(PROBLEM DETAILS) Quote the listing below word for word, beginning with its first line and ending with the line that contains "wire C5 left: [245, 46, 268, 49]".

(EXTRACTED RECORDS)
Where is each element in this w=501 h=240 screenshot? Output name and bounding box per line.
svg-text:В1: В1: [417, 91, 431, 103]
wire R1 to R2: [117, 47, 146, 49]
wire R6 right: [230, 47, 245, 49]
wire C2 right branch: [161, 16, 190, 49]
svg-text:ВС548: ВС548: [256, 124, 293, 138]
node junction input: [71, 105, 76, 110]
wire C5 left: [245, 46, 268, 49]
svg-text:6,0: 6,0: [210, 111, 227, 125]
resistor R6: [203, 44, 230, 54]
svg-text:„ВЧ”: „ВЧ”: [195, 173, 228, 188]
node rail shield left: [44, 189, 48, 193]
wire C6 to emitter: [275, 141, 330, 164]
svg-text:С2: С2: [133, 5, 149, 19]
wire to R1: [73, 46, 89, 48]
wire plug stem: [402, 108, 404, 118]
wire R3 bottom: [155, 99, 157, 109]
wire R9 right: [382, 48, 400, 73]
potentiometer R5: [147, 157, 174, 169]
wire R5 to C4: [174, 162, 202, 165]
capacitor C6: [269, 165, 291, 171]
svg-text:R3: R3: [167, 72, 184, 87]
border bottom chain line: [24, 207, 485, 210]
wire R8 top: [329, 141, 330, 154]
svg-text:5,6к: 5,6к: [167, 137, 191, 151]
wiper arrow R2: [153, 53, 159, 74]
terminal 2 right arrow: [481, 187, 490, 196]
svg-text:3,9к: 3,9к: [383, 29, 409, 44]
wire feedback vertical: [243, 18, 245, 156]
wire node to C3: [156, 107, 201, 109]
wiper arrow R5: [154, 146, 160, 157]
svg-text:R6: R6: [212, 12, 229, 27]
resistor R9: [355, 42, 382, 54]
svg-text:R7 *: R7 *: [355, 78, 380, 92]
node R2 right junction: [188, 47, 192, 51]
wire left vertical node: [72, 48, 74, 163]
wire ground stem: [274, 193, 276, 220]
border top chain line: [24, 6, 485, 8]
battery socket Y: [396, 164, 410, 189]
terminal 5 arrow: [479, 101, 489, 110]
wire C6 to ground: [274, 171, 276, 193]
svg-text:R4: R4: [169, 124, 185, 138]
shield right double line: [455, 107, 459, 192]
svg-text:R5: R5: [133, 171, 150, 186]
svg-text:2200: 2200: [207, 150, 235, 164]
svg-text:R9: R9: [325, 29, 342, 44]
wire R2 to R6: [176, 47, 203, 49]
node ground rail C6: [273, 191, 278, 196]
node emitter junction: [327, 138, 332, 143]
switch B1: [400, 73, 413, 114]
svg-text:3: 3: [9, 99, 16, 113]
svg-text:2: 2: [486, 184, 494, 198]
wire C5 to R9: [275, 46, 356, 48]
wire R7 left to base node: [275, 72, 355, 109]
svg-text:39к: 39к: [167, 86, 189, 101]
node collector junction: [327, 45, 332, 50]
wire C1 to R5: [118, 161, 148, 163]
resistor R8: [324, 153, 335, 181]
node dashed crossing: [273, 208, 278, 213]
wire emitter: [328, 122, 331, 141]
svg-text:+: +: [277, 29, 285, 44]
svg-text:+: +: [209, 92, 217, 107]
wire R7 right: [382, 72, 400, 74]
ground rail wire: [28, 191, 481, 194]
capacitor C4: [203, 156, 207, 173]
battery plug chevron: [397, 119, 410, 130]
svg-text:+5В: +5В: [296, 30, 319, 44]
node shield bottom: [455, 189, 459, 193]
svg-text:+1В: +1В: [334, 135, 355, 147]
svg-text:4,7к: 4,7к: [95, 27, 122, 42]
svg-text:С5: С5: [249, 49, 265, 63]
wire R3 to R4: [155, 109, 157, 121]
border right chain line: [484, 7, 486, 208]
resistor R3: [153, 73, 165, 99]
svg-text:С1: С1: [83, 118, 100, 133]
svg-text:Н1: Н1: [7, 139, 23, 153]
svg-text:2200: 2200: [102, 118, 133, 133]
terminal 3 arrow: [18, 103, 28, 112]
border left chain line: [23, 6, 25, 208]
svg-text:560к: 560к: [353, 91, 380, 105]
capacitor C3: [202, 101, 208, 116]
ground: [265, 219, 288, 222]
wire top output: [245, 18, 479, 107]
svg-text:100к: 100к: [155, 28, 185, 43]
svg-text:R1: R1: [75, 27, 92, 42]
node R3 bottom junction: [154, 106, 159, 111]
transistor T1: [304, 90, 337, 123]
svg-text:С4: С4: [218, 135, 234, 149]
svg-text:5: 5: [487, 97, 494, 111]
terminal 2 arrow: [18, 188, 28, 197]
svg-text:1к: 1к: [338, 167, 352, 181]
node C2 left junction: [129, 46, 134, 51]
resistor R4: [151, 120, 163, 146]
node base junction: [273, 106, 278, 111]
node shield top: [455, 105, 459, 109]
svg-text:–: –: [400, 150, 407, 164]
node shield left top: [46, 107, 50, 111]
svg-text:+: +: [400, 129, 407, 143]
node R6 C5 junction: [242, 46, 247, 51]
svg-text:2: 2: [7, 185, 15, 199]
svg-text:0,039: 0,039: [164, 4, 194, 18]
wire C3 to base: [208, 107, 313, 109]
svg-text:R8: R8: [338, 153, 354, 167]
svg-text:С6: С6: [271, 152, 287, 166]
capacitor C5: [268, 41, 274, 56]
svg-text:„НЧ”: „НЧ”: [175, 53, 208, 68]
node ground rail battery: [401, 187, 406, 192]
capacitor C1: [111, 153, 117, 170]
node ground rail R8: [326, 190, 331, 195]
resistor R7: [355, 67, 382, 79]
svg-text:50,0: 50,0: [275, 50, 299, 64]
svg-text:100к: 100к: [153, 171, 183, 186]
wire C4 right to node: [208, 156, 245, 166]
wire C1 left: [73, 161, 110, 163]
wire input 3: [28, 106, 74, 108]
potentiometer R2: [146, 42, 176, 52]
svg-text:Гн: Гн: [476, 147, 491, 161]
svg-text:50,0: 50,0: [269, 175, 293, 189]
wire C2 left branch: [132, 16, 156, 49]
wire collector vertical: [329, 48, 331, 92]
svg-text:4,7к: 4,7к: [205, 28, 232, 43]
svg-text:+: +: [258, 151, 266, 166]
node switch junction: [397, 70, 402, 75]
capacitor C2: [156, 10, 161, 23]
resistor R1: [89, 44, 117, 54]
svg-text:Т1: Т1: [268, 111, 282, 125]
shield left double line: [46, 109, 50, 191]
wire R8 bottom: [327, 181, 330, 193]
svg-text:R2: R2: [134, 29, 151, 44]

(FINISHED ANSWER)
Where is each element in this w=501 h=240 screenshot? Output name and bounding box per line.
svg-text:В1: В1: [417, 91, 431, 103]
wire R1 to R2: [117, 47, 146, 49]
wire R6 right: [230, 47, 245, 49]
wire C2 right branch: [161, 16, 190, 49]
svg-text:ВС548: ВС548: [256, 124, 293, 138]
node junction input: [71, 105, 76, 110]
wire C5 left: [245, 46, 268, 49]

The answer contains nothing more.